Dataset items
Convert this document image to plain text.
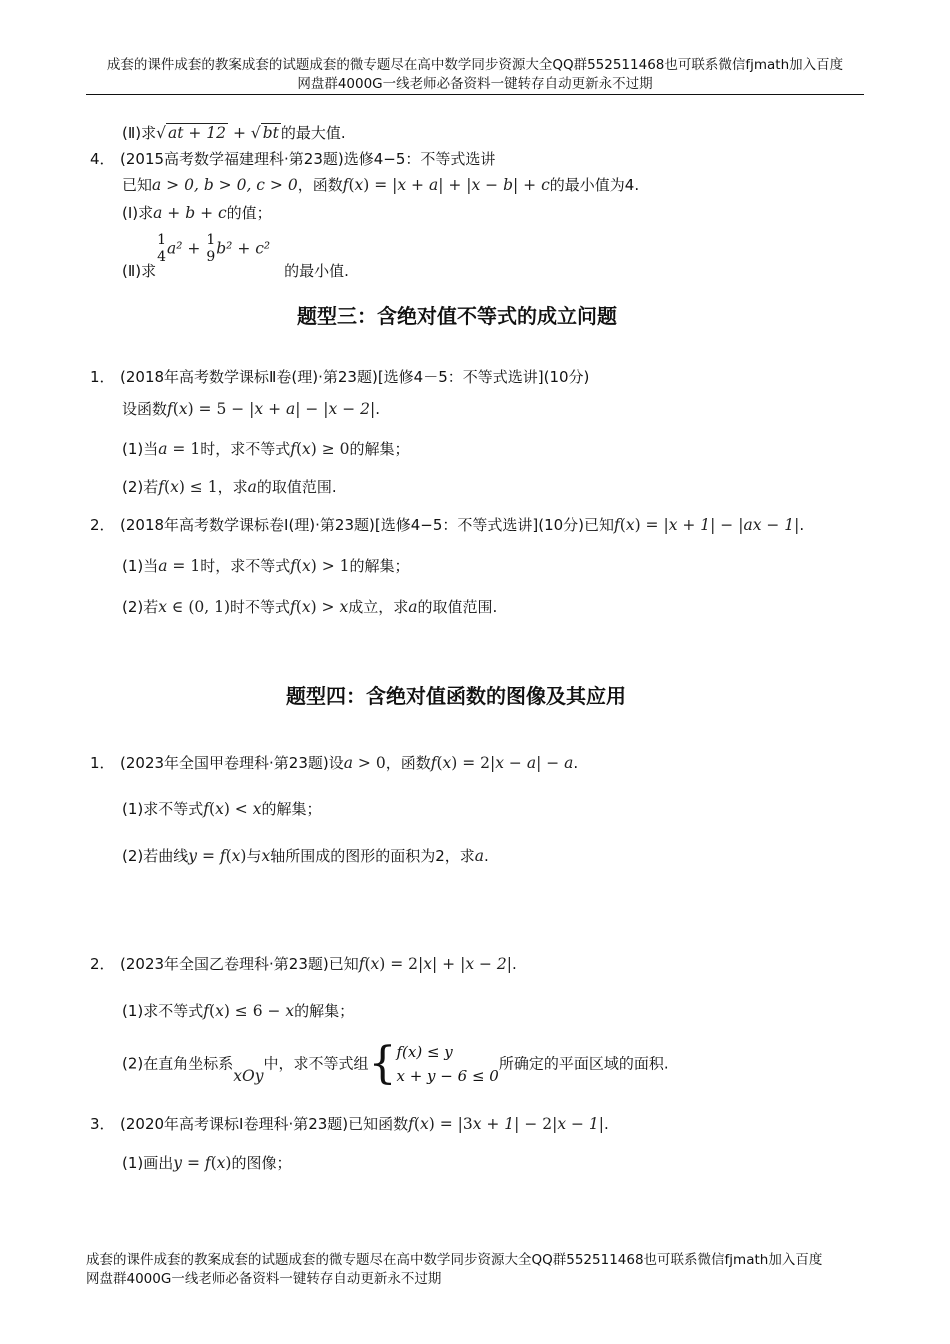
成套的课件成套的教案成套的试题成套的微专题尽在高中数学同步资源大全QQ群552511468也可联系微信fjmath加入百度
网盘群4000G一线老师必备资料一键转存自动更新永不过期
(Ⅱ)求√ at + 12 + √ bt 的最大值.
4． (2015高考数学福建理科·第23题)选修4−5：不等式选讲
已知a > 0, b > 0, c > 0，函数f(x) = |x + a| + |x − b| + c的最小值为4.
(Ⅰ)求a + b + c的值；
(Ⅱ)求
1
4 a² + 1
9 b² + c²的最小值.
题型三：含绝对值不等式的成立问题
1． (2018年高考数学课标Ⅱ卷(理)·第23题)[选修4－5：不等式选讲](10分)
设函数f(x) = 5 − |x + a| − |x − 2|.
(1)当a = 1时，求不等式f(x) ≥ 0的解集；
(2)若f(x) ≤ 1，求a的取值范围.
2． (2018年高考数学课标卷Ⅰ(理)·第23题)[选修4−5：不等式选讲](10分)已知f(x) = |x + 1| − |ax − 1|.
(1)当a = 1时，求不等式f(x) > 1的解集；
(2)若x ∈ (0, 1)时不等式f(x) > x成立，求a的取值范围.
题型四：含绝对值函数的图像及其应用
1． (2023年全国甲卷理科·第23题)设a > 0，函数f(x) = 2|x − a| − a.
(1)求不等式f(x) < x的解集；
(2)若曲线y = f(x)与x轴所围成的图形的面积为2，求a.
2． (2023年全国乙卷理科·第23题)已知f(x) = 2|x| + |x − 2|.
(1)求不等式f(x) ≤ 6 − x的解集；
(2)在直角坐标系xOy中，求不等式组{ f(x) ≤ y
x + y − 6 ≤ 0
所确定的平面区域的面积.
3． (2020年高考课标Ⅰ卷理科·第23题)已知函数f(x) = |3x + 1| − 2|x − 1|.
(1)画出y = f(x)的图像；
成套的课件成套的教案成套的试题成套的微专题尽在高中数学同步资源大全QQ群552511468也可联系微信fjmath加入百度
网盘群4000G一线老师必备资料一键转存自动更新永不过期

> _Written instruction_: Copy every record above exactly, leaving out the pictures.

> _Worked solution_:
Convert this document image to plain text.
成套的课件成套的教案成套的试题成套的微专题尽在高中数学同步资源大全QQ群552511468也可联系微信fjmath加入百度
网盘群4000G一线老师必备资料一键转存自动更新永不过期
(Ⅱ)求√ at + 12 + √ bt 的最大值.
4． (2015高考数学福建理科·第23题)选修4−5：不等式选讲
已知a > 0, b > 0, c > 0，函数f(x) = |x + a| + |x − b| + c的最小值为4.
(Ⅰ)求a + b + c的值；
(Ⅱ)求
1
4 a² + 1
9 b² + c²的最小值.
题型三：含绝对值不等式的成立问题
1． (2018年高考数学课标Ⅱ卷(理)·第23题)[选修4－5：不等式选讲](10分)
设函数f(x) = 5 − |x + a| − |x − 2|.
(1)当a = 1时，求不等式f(x) ≥ 0的解集；
(2)若f(x) ≤ 1，求a的取值范围.
2． (2018年高考数学课标卷Ⅰ(理)·第23题)[选修4−5：不等式选讲](10分)已知f(x) = |x + 1| − |ax − 1|.
(1)当a = 1时，求不等式f(x) > 1的解集；
(2)若x ∈ (0, 1)时不等式f(x) > x成立，求a的取值范围.
题型四：含绝对值函数的图像及其应用
1． (2023年全国甲卷理科·第23题)设a > 0，函数f(x) = 2|x − a| − a.
(1)求不等式f(x) < x的解集；
(2)若曲线y = f(x)与x轴所围成的图形的面积为2，求a.
2． (2023年全国乙卷理科·第23题)已知f(x) = 2|x| + |x − 2|.
(1)求不等式f(x) ≤ 6 − x的解集；
(2)在直角坐标系xOy中，求不等式组{ f(x) ≤ y
x + y − 6 ≤ 0
所确定的平面区域的面积.
3． (2020年高考课标Ⅰ卷理科·第23题)已知函数f(x) = |3x + 1| − 2|x − 1|.
(1)画出y = f(x)的图像；
成套的课件成套的教案成套的试题成套的微专题尽在高中数学同步资源大全QQ群552511468也可联系微信fjmath加入百度
网盘群4000G一线老师必备资料一键转存自动更新永不过期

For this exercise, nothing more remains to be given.